**Required tasks:**
[a] According to the text about the Majete and Liwonde parks, how many wire snares have been removed from Liwonde?
[b] List every year that is mentioned in the text about the Majete and Liwonde parks.
[c] Carry on the text about the Majete and Liwonde parks from the point where it stops.

**Document text:**
####
The Parks

Majete and Liwonde have been transformed through the management of African Parks in partnership with the DNPW and local communities since 2003 and 2015 respectively. Together, our efforts have resulted in the dramatic reduction of poaching and human-wildlife conflict, as well as historical translocations and reintroductions of key species. These have included rhinos to Majete in 2003, and over 3,000 other animals from 15 species, most recently among them lion and cheetah which have gone to both Majete and Liwonde. In 2015, when African Parks assumed management of Liwonde, the park contained thousands of wire snares and the highest rate of human-wildlife conflict in the region. Black rhino, which had been reintroduced to the park in 1993 (after rhinos disappeared from Malawi in 1991). But in just four short years in Liwonde, African Parks and DNPW have built one of the best ranger teams and training grounds in southern Africa; integrated the most advanced technology and infrastructure to protect and monitor wildlife and management activities; and removed over 37,000 wire snares. Not a single individual of a high-value species has been lost since African Parks assumed management of Majete in 2003, nor one in Liwonde since 2016. Majete and Liwonde have both become secure sanctuaries enabling the growth and long-term success of rhino populations and other endangered wildlife, for the benefit of local communities and the country of Malawi.
####
**Data section:**
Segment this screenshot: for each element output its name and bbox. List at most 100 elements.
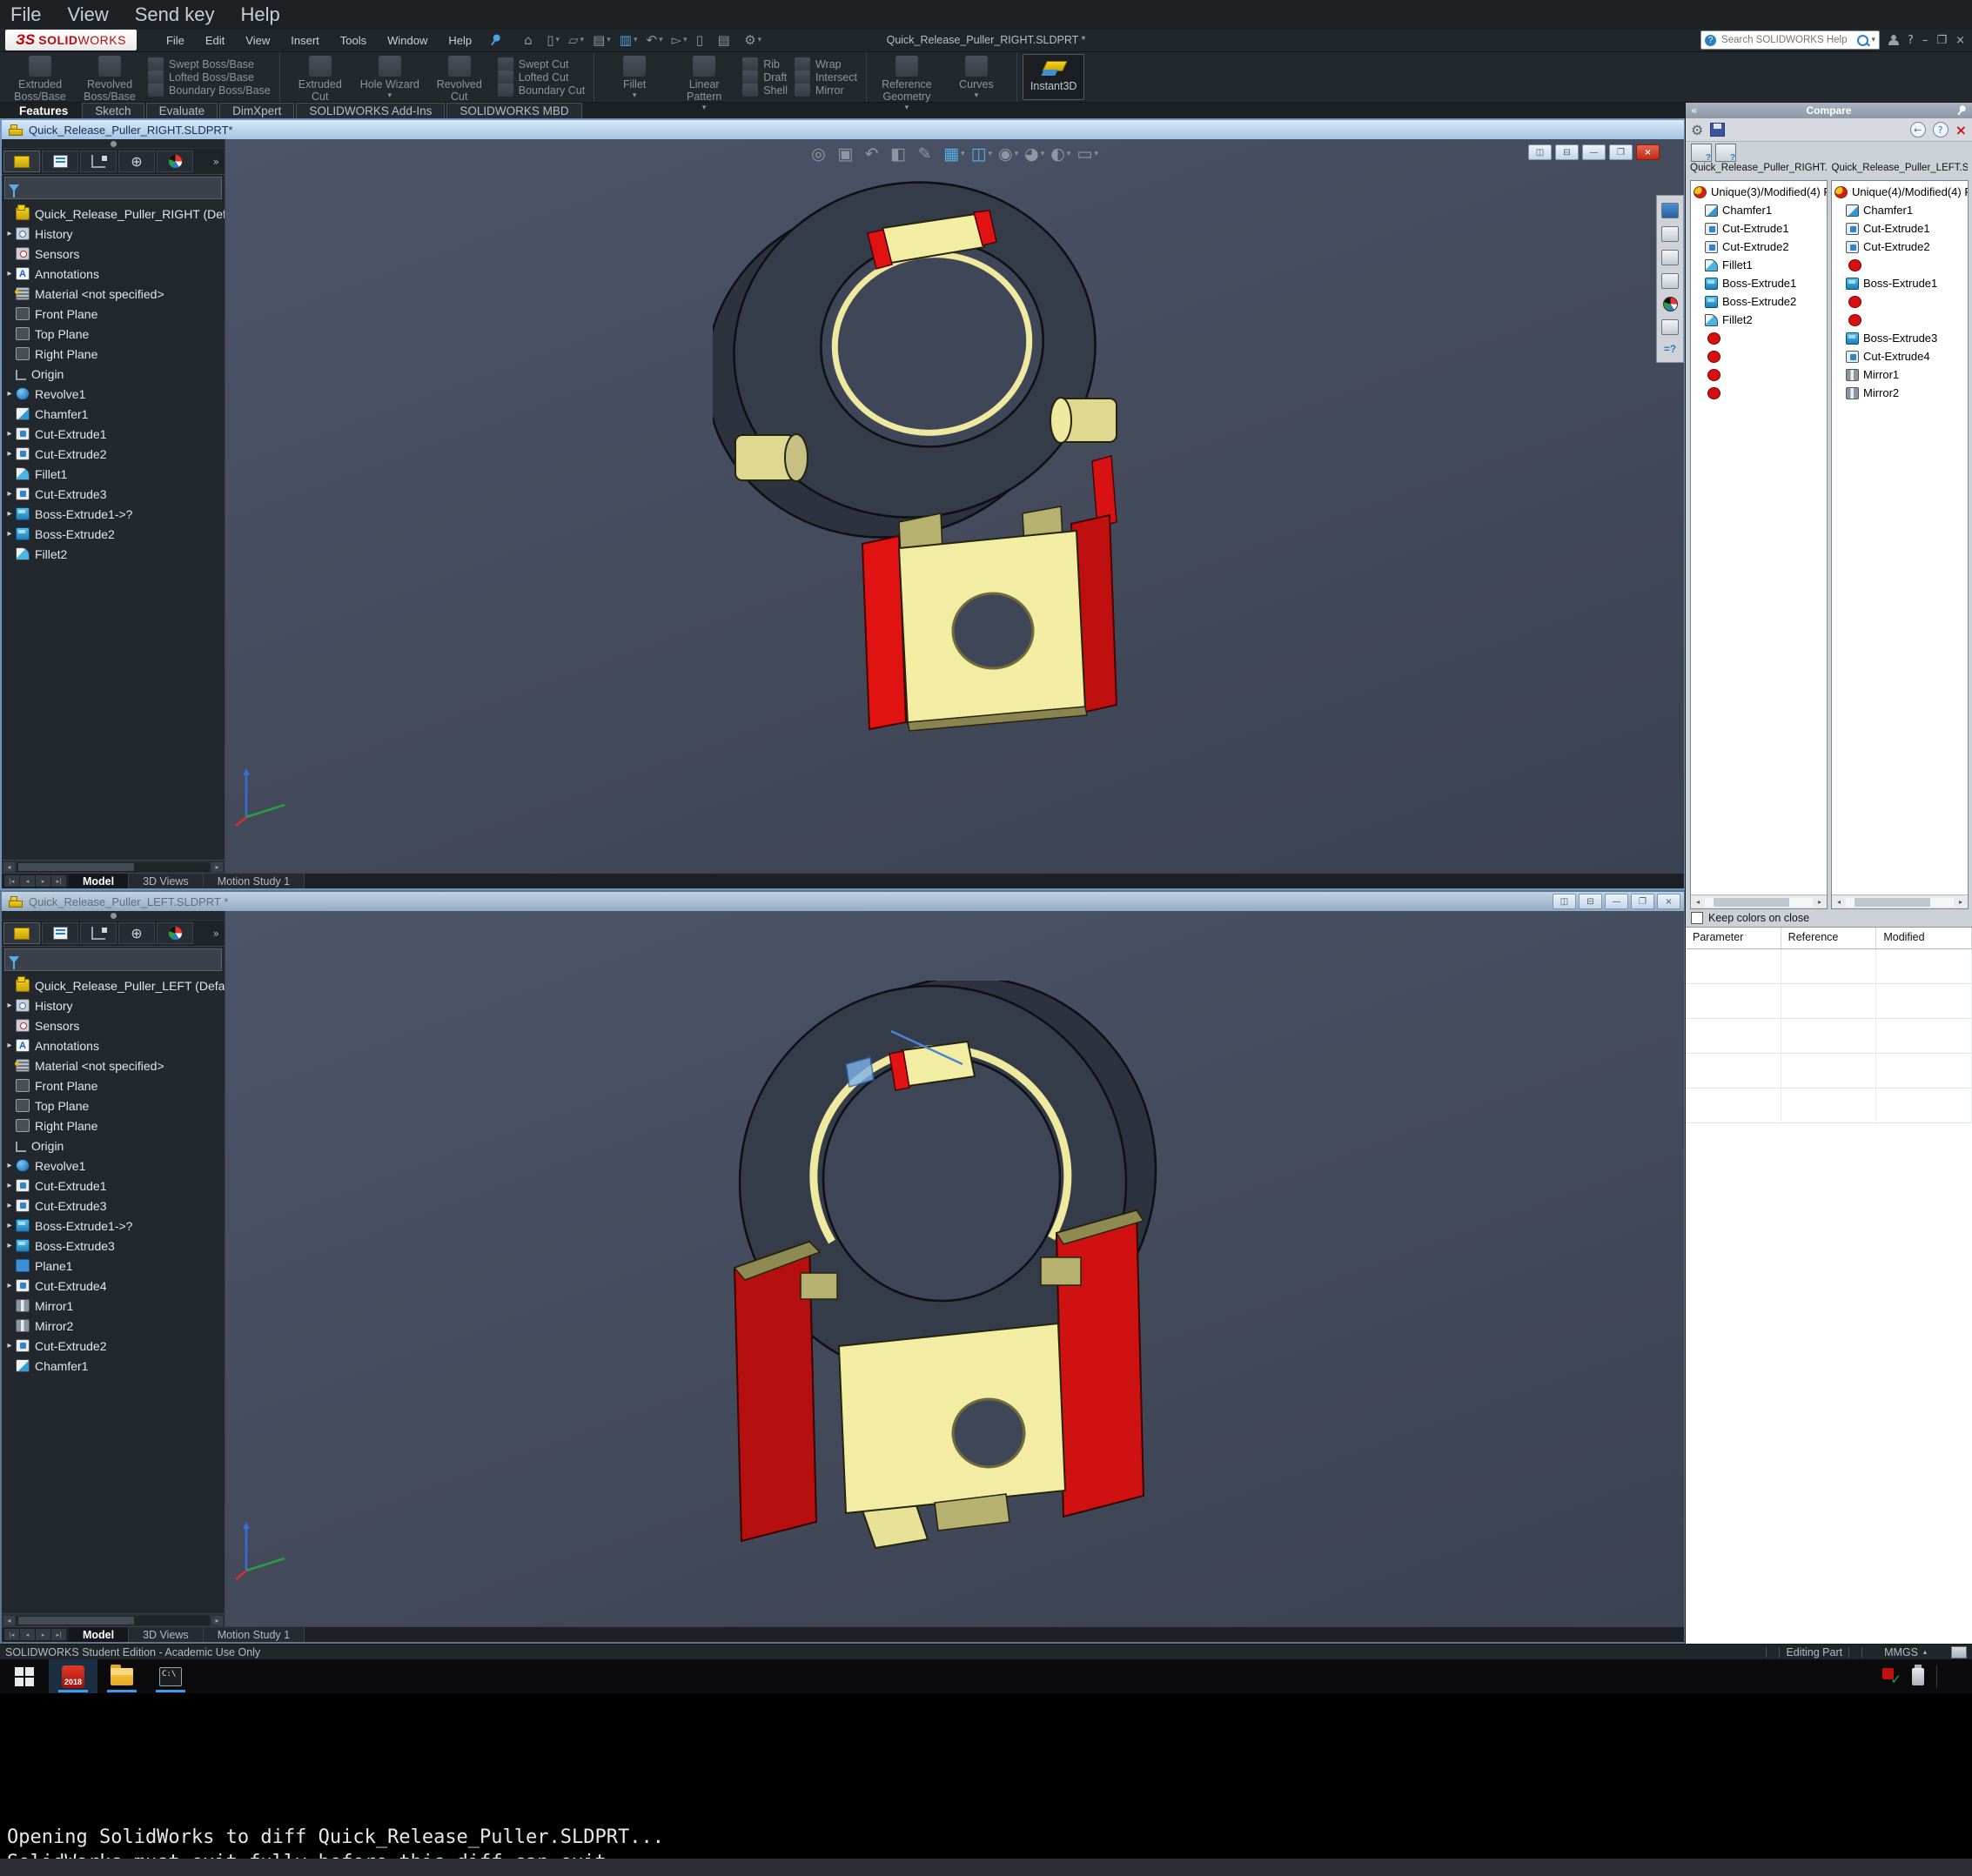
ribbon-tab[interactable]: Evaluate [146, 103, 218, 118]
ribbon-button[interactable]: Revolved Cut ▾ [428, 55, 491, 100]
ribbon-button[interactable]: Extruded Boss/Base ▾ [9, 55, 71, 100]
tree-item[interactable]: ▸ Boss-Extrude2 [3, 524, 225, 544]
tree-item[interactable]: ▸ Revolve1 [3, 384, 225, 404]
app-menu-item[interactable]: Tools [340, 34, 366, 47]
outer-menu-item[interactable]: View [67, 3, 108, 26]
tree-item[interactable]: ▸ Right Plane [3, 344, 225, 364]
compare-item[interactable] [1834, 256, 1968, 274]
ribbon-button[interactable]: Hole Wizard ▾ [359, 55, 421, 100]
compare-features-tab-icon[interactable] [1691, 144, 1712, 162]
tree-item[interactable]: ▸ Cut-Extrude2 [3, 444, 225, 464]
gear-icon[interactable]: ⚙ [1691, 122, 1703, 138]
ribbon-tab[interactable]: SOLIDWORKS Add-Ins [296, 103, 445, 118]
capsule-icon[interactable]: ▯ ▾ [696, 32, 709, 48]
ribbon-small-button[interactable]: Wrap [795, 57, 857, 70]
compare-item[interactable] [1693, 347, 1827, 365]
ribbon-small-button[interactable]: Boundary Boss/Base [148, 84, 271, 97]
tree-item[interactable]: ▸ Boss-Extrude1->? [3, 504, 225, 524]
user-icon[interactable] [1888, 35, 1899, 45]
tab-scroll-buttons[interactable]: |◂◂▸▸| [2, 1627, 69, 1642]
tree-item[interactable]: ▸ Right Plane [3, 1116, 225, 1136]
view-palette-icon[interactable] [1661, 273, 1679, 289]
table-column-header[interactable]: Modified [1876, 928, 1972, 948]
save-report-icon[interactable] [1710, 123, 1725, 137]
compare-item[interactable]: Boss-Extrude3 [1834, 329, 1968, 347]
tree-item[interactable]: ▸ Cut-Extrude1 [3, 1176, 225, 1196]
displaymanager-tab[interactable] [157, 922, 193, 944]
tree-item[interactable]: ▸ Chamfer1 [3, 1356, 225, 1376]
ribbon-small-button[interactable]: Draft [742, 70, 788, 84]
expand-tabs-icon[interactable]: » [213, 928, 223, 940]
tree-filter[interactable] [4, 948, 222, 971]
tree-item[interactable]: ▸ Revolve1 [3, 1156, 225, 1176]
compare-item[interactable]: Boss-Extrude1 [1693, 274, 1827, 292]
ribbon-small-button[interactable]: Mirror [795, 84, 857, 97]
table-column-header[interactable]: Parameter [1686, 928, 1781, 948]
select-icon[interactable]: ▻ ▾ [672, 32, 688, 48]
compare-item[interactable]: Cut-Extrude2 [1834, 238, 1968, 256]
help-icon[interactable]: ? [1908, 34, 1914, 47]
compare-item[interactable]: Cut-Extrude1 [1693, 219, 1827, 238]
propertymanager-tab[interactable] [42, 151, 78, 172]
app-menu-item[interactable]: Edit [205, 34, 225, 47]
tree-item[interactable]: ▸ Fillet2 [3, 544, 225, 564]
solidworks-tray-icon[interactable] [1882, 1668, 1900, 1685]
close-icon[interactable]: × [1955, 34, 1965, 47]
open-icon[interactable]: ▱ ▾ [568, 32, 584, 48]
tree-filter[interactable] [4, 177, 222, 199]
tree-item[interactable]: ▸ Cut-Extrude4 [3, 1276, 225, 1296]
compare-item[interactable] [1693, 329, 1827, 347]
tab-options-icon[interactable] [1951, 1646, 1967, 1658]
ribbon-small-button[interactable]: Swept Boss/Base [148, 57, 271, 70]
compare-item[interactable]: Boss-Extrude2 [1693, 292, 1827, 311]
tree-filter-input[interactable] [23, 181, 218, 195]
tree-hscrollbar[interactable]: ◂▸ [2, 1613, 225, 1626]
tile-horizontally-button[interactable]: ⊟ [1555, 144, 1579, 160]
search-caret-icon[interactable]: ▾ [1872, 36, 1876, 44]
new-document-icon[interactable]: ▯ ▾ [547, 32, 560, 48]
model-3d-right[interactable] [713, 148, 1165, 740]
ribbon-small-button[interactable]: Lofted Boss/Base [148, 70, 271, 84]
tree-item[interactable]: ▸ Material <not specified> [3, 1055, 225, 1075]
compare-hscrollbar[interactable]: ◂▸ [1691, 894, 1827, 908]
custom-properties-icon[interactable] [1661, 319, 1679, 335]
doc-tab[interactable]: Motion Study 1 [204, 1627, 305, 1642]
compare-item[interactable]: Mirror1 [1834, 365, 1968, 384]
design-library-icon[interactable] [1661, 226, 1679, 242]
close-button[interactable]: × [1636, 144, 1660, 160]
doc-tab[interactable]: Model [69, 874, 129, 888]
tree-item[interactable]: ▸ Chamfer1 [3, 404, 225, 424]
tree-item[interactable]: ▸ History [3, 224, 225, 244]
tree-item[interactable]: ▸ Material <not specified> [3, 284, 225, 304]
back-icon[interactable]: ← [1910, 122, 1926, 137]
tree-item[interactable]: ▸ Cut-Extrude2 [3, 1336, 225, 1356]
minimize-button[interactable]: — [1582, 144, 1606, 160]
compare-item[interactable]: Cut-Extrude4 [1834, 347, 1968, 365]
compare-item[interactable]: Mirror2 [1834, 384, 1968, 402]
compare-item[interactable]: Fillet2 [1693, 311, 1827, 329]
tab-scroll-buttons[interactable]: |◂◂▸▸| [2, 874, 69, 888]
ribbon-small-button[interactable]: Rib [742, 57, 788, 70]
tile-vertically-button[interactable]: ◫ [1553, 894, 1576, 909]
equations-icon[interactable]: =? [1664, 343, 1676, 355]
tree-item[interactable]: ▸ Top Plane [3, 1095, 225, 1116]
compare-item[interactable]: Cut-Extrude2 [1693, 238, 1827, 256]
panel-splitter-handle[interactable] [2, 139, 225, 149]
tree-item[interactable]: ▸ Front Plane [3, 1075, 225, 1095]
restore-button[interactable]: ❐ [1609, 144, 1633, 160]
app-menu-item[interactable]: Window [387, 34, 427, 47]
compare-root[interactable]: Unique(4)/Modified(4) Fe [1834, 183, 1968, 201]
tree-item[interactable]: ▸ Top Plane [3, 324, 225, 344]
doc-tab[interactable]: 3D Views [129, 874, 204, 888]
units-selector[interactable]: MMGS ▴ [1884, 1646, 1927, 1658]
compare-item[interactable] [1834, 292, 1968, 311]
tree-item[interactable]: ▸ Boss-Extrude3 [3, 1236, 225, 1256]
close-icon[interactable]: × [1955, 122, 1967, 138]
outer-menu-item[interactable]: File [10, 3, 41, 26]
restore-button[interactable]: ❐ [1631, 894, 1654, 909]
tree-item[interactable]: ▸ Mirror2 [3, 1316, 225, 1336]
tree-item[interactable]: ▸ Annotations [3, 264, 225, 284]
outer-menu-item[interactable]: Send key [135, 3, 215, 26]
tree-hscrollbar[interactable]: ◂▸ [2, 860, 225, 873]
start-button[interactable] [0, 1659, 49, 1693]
####
**Answers provided:**
[a] Over 37,000 wire snares.

[b] 2003, 2015, 1993, 1991, 2016

[c]
The Translocation

  1. Securing the park: each new Black Rhino Range Expansion Project (BRREP) site must pass extensive security evaluations to ensure the animals are as safe as possible. Liwonde National Park has been managed by African Parks in partnership with the DNPW since 2015. In four years, we have overhauled law enforcement, integrated the most advanced technology and infrastructure to protect and monitor wildlife and worked extensively with communities. As a result, not a single rhino or elephant has been lost to poaching in two and a half years.

  2. Pre-translocation: Months of extensive planning are undertaken by all partners prior to the translocation to ensure for the wellbeing of the rhinos at every step of the process. The 18 rhinos were captured in KwaZulu-Natal and quarantined and carefully monitored in Imfolozi Game Reserve for five weeks prior to their translocation to Malawi.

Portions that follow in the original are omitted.